Below are some entries. Copy each line that holds the string "students".

** BEGIN Extracted information **

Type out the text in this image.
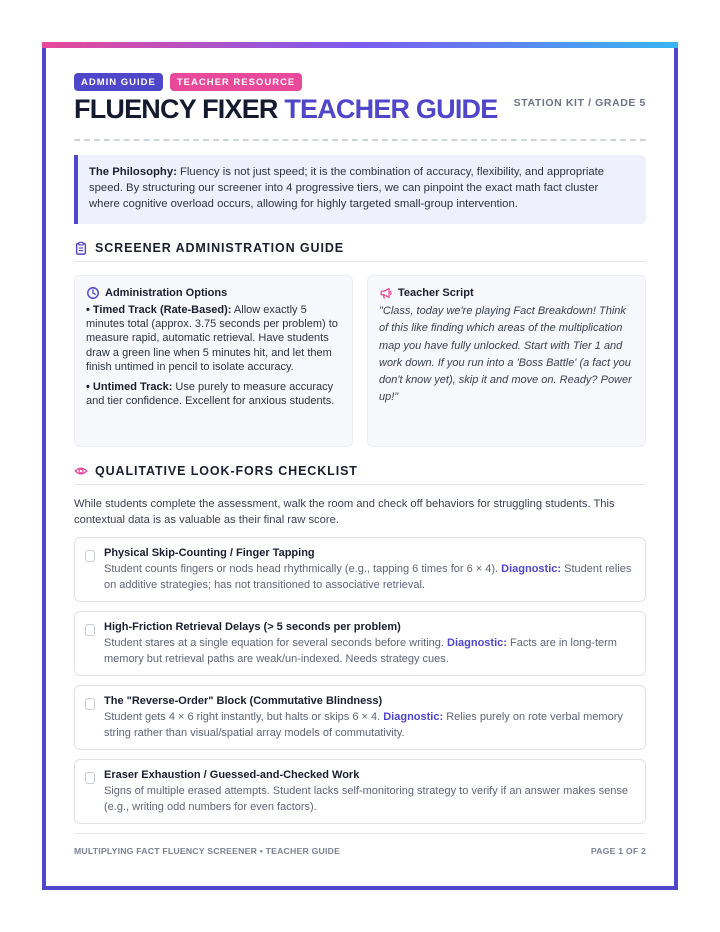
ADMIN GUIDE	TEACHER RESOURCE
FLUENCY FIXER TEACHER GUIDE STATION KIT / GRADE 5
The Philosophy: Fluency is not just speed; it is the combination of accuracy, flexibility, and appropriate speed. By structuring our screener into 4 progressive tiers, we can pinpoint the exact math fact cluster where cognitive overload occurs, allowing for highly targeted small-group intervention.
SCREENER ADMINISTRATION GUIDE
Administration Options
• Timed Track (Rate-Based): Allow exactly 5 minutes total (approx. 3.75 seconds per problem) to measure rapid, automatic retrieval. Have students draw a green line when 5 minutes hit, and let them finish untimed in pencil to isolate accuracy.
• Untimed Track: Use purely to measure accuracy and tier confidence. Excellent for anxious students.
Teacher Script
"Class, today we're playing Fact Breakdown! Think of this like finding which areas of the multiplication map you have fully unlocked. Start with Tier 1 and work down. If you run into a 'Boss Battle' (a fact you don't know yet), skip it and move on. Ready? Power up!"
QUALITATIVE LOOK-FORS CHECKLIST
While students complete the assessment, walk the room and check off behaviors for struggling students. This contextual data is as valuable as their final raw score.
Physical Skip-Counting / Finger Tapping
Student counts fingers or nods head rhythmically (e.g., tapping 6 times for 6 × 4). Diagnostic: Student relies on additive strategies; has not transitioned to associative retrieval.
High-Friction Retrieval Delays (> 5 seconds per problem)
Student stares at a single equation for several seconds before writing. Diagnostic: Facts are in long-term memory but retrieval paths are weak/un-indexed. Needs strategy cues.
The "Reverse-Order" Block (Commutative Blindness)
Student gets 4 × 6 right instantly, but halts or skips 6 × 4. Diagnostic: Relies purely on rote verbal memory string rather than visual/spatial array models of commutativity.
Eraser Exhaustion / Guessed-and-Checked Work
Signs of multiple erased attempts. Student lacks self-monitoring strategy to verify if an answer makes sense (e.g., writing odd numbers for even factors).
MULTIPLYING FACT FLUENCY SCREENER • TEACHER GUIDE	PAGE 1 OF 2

** END Extracted information **
** BEGIN Extracted information **

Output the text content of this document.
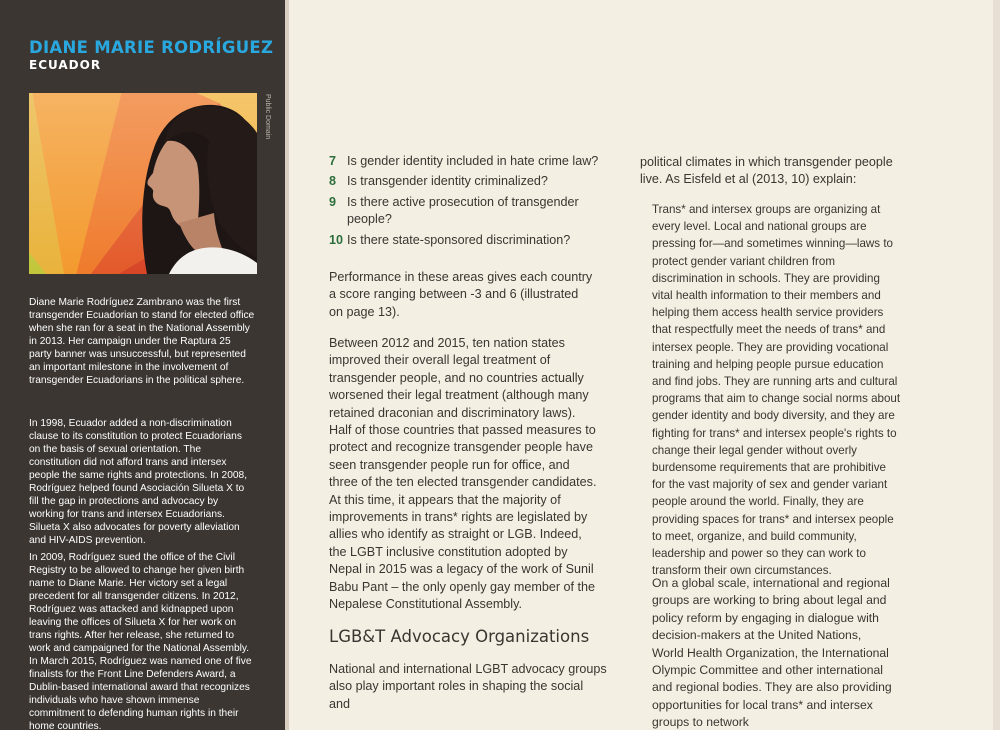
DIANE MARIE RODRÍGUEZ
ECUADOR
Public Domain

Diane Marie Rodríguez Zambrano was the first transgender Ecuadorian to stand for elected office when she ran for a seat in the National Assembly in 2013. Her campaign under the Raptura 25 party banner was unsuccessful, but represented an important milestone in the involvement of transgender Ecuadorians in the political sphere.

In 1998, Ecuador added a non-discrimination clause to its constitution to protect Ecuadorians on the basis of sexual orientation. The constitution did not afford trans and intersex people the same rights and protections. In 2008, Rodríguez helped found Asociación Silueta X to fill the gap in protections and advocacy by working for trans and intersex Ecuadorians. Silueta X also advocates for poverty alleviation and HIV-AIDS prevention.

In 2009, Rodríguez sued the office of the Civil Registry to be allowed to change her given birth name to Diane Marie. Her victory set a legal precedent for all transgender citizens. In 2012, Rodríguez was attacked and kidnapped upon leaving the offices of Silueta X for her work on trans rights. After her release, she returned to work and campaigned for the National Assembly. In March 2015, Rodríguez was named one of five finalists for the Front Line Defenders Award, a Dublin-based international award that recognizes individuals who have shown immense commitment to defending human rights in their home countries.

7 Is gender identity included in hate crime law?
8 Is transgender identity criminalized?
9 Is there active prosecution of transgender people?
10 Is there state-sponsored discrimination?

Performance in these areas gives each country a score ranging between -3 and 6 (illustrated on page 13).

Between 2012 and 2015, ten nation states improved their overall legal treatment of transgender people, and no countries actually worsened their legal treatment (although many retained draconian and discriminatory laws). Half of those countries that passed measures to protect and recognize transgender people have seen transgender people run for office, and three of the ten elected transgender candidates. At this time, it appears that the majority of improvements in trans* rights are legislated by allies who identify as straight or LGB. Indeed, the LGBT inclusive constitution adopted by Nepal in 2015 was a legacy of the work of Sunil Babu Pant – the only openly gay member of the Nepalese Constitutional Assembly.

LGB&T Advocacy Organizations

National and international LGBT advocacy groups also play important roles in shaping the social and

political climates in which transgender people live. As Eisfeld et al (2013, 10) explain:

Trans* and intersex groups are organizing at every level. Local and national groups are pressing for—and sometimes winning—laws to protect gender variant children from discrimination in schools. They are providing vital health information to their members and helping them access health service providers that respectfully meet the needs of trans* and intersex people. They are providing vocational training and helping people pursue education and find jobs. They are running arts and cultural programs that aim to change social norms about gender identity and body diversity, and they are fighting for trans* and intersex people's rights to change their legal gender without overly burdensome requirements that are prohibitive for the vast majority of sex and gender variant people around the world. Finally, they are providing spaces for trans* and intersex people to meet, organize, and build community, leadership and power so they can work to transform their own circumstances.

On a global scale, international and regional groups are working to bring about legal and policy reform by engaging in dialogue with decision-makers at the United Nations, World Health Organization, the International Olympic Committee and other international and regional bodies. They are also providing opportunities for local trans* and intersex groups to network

** END Extracted information **
** BEGIN Extracted information **

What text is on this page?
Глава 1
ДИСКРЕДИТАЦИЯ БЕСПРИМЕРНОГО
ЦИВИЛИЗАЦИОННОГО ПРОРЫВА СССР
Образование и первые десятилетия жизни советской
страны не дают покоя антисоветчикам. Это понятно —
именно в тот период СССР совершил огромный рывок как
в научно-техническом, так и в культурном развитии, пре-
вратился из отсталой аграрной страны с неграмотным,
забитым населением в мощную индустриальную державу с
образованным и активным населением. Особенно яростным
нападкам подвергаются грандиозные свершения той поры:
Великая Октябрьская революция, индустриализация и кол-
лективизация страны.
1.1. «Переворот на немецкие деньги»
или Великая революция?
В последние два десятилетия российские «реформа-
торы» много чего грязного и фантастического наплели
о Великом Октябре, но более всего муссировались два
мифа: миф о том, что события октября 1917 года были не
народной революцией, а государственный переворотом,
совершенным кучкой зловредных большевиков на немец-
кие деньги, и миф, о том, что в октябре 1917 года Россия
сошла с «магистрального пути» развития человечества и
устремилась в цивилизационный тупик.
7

** END Extracted information **

**Solution**:
• Timed Track (Rate-Based): Allow exactly 5 minutes total (approx. 3.75 seconds per problem) to measure rapid, automatic retrieval. Have students draw a green line when 5 minutes hit, and let them finish untimed in pencil to isolate accuracy.
• Untimed Track: Use purely to measure accuracy and tier confidence. Excellent for anxious students.
While students complete the assessment, walk the room and check off behaviors for struggling students. This contextual data is as valuable as their final raw score.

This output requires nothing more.